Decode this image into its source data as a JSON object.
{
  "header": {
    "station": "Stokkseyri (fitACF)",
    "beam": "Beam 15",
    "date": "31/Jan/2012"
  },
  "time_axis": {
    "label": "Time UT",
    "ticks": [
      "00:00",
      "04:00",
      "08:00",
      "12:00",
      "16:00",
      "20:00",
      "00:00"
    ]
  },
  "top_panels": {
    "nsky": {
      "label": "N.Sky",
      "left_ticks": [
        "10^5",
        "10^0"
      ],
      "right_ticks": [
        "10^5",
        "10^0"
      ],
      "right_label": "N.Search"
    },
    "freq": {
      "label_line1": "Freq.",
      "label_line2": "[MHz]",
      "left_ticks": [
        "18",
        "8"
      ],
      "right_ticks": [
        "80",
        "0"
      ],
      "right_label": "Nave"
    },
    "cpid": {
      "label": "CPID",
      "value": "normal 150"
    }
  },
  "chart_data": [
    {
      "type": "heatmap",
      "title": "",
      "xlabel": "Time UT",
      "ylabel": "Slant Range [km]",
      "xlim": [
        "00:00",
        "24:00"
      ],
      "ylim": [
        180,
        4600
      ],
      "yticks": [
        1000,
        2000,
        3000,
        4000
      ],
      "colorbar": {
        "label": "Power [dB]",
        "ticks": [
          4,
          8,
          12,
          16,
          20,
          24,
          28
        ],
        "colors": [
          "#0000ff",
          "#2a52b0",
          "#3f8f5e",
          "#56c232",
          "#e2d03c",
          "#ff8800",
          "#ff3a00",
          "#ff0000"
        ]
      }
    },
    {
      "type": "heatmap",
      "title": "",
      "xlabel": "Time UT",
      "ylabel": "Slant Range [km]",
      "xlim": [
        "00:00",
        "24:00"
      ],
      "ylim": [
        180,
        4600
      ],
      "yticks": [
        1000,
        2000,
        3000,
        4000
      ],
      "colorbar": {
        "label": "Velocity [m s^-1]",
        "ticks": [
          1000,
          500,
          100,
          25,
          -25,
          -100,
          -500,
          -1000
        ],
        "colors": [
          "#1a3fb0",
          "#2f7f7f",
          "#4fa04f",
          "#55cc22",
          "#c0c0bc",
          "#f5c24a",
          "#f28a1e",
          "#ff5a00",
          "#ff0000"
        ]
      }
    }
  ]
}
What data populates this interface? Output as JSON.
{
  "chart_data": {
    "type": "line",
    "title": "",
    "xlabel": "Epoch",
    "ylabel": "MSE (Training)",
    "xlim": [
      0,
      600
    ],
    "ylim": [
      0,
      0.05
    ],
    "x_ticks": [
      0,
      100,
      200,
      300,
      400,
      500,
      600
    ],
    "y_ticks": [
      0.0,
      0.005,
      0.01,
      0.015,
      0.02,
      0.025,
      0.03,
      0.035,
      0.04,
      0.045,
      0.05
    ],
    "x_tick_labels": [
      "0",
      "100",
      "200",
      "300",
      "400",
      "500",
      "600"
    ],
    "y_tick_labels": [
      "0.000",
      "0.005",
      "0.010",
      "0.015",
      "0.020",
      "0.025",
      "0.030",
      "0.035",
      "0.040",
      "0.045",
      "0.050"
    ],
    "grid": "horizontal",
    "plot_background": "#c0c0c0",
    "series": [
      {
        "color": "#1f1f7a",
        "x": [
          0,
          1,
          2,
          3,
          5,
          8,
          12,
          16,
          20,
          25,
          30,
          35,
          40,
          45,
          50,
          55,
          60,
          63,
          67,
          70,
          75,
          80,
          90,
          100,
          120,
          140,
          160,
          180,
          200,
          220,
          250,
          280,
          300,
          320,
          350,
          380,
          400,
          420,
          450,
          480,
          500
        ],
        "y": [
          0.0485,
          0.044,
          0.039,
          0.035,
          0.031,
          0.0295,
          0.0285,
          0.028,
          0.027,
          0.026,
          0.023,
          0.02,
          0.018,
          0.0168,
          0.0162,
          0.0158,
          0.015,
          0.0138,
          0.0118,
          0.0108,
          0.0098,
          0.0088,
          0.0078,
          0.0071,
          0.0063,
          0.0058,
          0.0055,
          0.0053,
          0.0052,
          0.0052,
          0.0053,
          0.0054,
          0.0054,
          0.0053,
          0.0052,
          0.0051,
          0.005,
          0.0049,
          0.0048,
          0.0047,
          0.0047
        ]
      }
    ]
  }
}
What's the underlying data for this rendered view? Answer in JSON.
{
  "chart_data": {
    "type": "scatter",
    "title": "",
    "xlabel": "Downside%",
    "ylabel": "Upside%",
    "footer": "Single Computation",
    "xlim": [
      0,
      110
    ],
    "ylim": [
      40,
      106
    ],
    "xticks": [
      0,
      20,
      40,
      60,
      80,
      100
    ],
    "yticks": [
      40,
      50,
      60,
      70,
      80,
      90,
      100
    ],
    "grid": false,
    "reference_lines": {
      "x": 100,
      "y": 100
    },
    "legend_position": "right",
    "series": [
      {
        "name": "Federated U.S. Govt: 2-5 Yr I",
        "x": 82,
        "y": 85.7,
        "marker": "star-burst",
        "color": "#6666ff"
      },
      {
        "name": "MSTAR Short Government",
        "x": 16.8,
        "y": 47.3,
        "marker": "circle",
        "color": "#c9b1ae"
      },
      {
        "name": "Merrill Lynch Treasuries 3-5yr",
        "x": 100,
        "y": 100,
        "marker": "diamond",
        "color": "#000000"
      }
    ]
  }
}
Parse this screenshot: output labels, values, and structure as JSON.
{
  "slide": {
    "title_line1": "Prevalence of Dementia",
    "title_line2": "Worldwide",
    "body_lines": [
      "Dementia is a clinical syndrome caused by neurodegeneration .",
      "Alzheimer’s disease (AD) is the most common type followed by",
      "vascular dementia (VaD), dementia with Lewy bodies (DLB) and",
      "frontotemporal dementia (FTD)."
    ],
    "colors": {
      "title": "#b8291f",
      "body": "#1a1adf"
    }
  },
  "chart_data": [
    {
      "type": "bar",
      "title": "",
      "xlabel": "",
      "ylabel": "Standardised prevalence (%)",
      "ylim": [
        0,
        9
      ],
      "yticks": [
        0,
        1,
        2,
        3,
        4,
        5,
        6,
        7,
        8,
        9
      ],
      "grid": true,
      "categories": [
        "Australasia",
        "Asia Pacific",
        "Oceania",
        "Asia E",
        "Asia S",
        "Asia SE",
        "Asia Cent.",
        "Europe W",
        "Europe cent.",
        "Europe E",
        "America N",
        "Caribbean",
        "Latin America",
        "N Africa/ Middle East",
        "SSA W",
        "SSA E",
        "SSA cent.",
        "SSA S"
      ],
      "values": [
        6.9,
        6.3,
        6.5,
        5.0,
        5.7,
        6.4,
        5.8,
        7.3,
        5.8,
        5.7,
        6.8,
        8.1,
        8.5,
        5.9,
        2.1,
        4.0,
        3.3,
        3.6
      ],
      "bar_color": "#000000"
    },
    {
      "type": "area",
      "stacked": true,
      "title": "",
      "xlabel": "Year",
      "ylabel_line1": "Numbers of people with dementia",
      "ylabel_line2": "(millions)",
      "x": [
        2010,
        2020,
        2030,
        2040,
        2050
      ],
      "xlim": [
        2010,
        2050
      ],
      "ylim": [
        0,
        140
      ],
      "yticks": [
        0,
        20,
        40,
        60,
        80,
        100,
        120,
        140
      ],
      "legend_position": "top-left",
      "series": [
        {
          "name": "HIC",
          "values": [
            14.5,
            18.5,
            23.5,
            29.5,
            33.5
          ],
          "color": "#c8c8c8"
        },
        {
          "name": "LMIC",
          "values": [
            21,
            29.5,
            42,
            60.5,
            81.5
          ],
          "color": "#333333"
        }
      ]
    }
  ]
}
++++++++++++++++++++
Directions for this task: Extract each entry in full, exactly as given.

Problem solution:
Decode this image into its source data as a JSON object.
{
  "header": {
    "station": "Stokkseyri (fitACF)",
    "beam": "Beam 15",
    "date": "31/Jan/2012"
  },
  "time_axis": {
    "label": "Time UT",
    "ticks": [
      "00:00",
      "04:00",
      "08:00",
      "12:00",
      "16:00",
      "20:00",
      "00:00"
    ]
  },
  "top_panels": {
    "nsky": {
      "label": "N.Sky",
      "left_ticks": [
        "10^5",
        "10^0"
      ],
      "right_ticks": [
        "10^5",
        "10^0"
      ],
      "right_label": "N.Search"
    },
    "freq": {
      "label_line1": "Freq.",
      "label_line2": "[MHz]",
      "left_ticks": [
        "18",
        "8"
      ],
      "right_ticks": [
        "80",
        "0"
      ],
      "right_label": "Nave"
    },
    "cpid": {
      "label": "CPID",
      "value": "normal 150"
    }
  },
  "chart_data": [
    {
      "type": "heatmap",
      "title": "",
      "xlabel": "Time UT",
      "ylabel": "Slant Range [km]",
      "xlim": [
        "00:00",
        "24:00"
      ],
      "ylim": [
        180,
        4600
      ],
      "yticks": [
        1000,
        2000,
        3000,
        4000
      ],
      "colorbar": {
        "label": "Power [dB]",
        "ticks": [
          4,
          8,
          12,
          16,
          20,
          24,
          28
        ],
        "colors": [
          "#0000ff",
          "#2a52b0",
          "#3f8f5e",
          "#56c232",
          "#e2d03c",
          "#ff8800",
          "#ff3a00",
          "#ff0000"
        ]
      }
    },
    {
      "type": "heatmap",
      "title": "",
      "xlabel": "Time UT",
      "ylabel": "Slant Range [km]",
      "xlim": [
        "00:00",
        "24:00"
      ],
      "ylim": [
        180,
        4600
      ],
      "yticks": [
        1000,
        2000,
        3000,
        4000
      ],
      "colorbar": {
        "label": "Velocity [m s^-1]",
        "ticks": [
          1000,
          500,
          100,
          25,
          -25,
          -100,
          -500,
          -1000
        ],
        "colors": [
          "#1a3fb0",
          "#2f7f7f",
          "#4fa04f",
          "#55cc22",
          "#c0c0bc",
          "#f5c24a",
          "#f28a1e",
          "#ff5a00",
          "#ff0000"
        ]
      }
    }
  ]
}
What data populates this interface? Output as JSON.
{
  "chart_data": {
    "type": "line",
    "title": "",
    "xlabel": "Epoch",
    "ylabel": "MSE (Training)",
    "xlim": [
      0,
      600
    ],
    "ylim": [
      0,
      0.05
    ],
    "x_ticks": [
      0,
      100,
      200,
      300,
      400,
      500,
      600
    ],
    "y_ticks": [
      0.0,
      0.005,
      0.01,
      0.015,
      0.02,
      0.025,
      0.03,
      0.035,
      0.04,
      0.045,
      0.05
    ],
    "x_tick_labels": [
      "0",
      "100",
      "200",
      "300",
      "400",
      "500",
      "600"
    ],
    "y_tick_labels": [
      "0.000",
      "0.005",
      "0.010",
      "0.015",
      "0.020",
      "0.025",
      "0.030",
      "0.035",
      "0.040",
      "0.045",
      "0.050"
    ],
    "grid": "horizontal",
    "plot_background": "#c0c0c0",
    "series": [
      {
        "color": "#1f1f7a",
        "x": [
          0,
          1,
          2,
          3,
          5,
          8,
          12,
          16,
          20,
          25,
          30,
          35,
          40,
          45,
          50,
          55,
          60,
          63,
          67,
          70,
          75,
          80,
          90,
          100,
          120,
          140,
          160,
          180,
          200,
          220,
          250,
          280,
          300,
          320,
          350,
          380,
          400,
          420,
          450,
          480,
          500
        ],
        "y": [
          0.0485,
          0.044,
          0.039,
          0.035,
          0.031,
          0.0295,
          0.0285,
          0.028,
          0.027,
          0.026,
          0.023,
          0.02,
          0.018,
          0.0168,
          0.0162,
          0.0158,
          0.015,
          0.0138,
          0.0118,
          0.0108,
          0.0098,
          0.0088,
          0.0078,
          0.0071,
          0.0063,
          0.0058,
          0.0055,
          0.0053,
          0.0052,
          0.0052,
          0.0053,
          0.0054,
          0.0054,
          0.0053,
          0.0052,
          0.0051,
          0.005,
          0.0049,
          0.0048,
          0.0047,
          0.0047
        ]
      }
    ]
  }
}
What's the underlying data for this rendered view? Answer in JSON.
{
  "chart_data": {
    "type": "scatter",
    "title": "",
    "xlabel": "Downside%",
    "ylabel": "Upside%",
    "footer": "Single Computation",
    "xlim": [
      0,
      110
    ],
    "ylim": [
      40,
      106
    ],
    "xticks": [
      0,
      20,
      40,
      60,
      80,
      100
    ],
    "yticks": [
      40,
      50,
      60,
      70,
      80,
      90,
      100
    ],
    "grid": false,
    "reference_lines": {
      "x": 100,
      "y": 100
    },
    "legend_position": "right",
    "series": [
      {
        "name": "Federated U.S. Govt: 2-5 Yr I",
        "x": 82,
        "y": 85.7,
        "marker": "star-burst",
        "color": "#6666ff"
      },
      {
        "name": "MSTAR Short Government",
        "x": 16.8,
        "y": 47.3,
        "marker": "circle",
        "color": "#c9b1ae"
      },
      {
        "name": "Merrill Lynch Treasuries 3-5yr",
        "x": 100,
        "y": 100,
        "marker": "diamond",
        "color": "#000000"
      }
    ]
  }
}
Parse this screenshot: output labels, values, and structure as JSON.
{
  "slide": {
    "title_line1": "Prevalence of Dementia",
    "title_line2": "Worldwide",
    "body_lines": [
      "Dementia is a clinical syndrome caused by neurodegeneration .",
      "Alzheimer’s disease (AD) is the most common type followed by",
      "vascular dementia (VaD), dementia with Lewy bodies (DLB) and",
      "frontotemporal dementia (FTD)."
    ],
    "colors": {
      "title": "#b8291f",
      "body": "#1a1adf"
    }
  },
  "chart_data": [
    {
      "type": "bar",
      "title": "",
      "xlabel": "",
      "ylabel": "Standardised prevalence (%)",
      "ylim": [
        0,
        9
      ],
      "yticks": [
        0,
        1,
        2,
        3,
        4,
        5,
        6,
        7,
        8,
        9
      ],
      "grid": true,
      "categories": [
        "Australasia",
        "Asia Pacific",
        "Oceania",
        "Asia E",
        "Asia S",
        "Asia SE",
        "Asia Cent.",
        "Europe W",
        "Europe cent.",
        "Europe E",
        "America N",
        "Caribbean",
        "Latin America",
        "N Africa/ Middle East",
        "SSA W",
        "SSA E",
        "SSA cent.",
        "SSA S"
      ],
      "values": [
        6.9,
        6.3,
        6.5,
        5.0,
        5.7,
        6.4,
        5.8,
        7.3,
        5.8,
        5.7,
        6.8,
        8.1,
        8.5,
        5.9,
        2.1,
        4.0,
        3.3,
        3.6
      ],
      "bar_color": "#000000"
    },
    {
      "type": "area",
      "stacked": true,
      "title": "",
      "xlabel": "Year",
      "ylabel_line1": "Numbers of people with dementia",
      "ylabel_line2": "(millions)",
      "x": [
        2010,
        2020,
        2030,
        2040,
        2050
      ],
      "xlim": [
        2010,
        2050
      ],
      "ylim": [
        0,
        140
      ],
      "yticks": [
        0,
        20,
        40,
        60,
        80,
        100,
        120,
        140
      ],
      "legend_position": "top-left",
      "series": [
        {
          "name": "HIC",
          "values": [
            14.5,
            18.5,
            23.5,
            29.5,
            33.5
          ],
          "color": "#c8c8c8"
        },
        {
          "name": "LMIC",
          "values": [
            21,
            29.5,
            42,
            60.5,
            81.5
          ],
          "color": "#333333"
        }
      ]
    }
  ]
}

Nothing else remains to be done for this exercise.